What to work on - Scan the data beneath this task and copy each line that includes "treatment".

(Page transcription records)

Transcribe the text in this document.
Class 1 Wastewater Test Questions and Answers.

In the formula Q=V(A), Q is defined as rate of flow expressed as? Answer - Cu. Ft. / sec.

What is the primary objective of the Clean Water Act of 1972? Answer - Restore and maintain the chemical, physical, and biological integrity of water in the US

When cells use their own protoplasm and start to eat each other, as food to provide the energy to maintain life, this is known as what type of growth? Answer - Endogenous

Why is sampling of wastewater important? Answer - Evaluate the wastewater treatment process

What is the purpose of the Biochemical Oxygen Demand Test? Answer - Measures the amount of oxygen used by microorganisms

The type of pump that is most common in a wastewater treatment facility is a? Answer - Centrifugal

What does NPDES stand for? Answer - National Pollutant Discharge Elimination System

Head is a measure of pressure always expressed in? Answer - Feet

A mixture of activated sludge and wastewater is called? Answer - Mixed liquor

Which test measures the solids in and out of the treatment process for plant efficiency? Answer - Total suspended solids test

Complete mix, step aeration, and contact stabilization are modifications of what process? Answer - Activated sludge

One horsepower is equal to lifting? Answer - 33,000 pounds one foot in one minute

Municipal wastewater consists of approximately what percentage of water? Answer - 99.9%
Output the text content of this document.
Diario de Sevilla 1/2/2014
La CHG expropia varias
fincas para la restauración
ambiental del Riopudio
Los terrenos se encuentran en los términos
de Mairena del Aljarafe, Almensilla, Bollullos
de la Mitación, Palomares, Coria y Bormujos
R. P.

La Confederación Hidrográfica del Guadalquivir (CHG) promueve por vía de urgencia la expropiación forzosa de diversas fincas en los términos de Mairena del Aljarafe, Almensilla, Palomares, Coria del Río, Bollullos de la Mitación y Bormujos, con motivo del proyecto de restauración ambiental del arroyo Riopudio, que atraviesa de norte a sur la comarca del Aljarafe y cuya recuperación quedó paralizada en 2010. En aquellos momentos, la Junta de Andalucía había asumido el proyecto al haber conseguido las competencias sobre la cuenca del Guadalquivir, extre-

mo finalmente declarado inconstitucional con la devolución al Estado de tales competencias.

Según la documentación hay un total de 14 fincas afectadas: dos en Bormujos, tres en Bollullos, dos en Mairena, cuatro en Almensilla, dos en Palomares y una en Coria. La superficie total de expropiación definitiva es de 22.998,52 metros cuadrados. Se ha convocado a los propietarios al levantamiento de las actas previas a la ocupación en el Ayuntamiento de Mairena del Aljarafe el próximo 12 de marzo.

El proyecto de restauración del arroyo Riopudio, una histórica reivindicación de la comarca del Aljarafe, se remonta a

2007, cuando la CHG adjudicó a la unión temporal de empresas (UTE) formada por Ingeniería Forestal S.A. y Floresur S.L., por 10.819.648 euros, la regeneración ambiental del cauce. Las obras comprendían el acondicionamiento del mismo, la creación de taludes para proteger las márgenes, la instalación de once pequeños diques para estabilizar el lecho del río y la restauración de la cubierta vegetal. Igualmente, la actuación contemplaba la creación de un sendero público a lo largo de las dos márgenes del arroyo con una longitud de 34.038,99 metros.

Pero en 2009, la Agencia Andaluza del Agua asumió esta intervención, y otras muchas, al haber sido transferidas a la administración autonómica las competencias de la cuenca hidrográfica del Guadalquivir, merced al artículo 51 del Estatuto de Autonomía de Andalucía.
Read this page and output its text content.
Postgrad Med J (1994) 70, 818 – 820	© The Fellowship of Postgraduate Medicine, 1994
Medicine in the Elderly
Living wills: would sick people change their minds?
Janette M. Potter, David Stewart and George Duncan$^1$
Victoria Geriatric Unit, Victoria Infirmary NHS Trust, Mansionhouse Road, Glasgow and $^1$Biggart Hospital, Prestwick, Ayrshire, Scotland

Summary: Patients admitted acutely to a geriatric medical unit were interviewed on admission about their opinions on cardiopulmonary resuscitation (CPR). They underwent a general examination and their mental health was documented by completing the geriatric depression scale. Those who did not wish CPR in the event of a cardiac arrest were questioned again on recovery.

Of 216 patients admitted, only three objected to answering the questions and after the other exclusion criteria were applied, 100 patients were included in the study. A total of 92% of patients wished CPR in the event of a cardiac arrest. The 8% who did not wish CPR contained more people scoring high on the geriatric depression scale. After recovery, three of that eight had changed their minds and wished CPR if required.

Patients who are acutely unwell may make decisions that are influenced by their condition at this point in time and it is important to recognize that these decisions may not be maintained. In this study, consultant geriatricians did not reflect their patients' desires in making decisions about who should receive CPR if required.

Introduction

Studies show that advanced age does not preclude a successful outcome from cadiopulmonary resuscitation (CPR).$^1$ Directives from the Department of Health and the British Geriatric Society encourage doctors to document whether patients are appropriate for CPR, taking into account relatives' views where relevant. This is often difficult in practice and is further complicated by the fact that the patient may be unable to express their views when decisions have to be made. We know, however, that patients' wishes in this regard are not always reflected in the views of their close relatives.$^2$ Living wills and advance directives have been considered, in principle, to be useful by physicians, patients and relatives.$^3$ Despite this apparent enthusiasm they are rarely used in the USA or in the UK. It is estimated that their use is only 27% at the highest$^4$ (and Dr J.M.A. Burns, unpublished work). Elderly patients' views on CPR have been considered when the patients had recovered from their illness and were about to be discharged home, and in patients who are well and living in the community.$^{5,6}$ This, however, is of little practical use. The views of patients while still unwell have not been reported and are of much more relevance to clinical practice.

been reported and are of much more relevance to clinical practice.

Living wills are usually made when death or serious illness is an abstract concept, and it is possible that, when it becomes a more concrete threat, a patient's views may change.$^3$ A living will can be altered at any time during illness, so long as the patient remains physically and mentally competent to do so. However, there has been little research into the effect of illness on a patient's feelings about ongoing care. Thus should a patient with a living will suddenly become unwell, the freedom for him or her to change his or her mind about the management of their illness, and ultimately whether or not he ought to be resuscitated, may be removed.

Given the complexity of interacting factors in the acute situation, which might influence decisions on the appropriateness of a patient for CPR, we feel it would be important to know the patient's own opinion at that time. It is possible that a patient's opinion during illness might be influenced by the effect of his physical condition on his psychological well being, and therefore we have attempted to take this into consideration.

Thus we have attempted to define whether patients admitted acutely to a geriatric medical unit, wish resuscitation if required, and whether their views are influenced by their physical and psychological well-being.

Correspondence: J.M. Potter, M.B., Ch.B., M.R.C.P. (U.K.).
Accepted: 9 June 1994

Solution for this task -
Why is sampling of wastewater important? Answer - Evaluate the wastewater treatment process
The type of pump that is most common in a wastewater treatment facility is a? Answer - Centrifugal
Which test measures the solids in and out of the treatment process for plant efficiency? Answer - Total suspended solids test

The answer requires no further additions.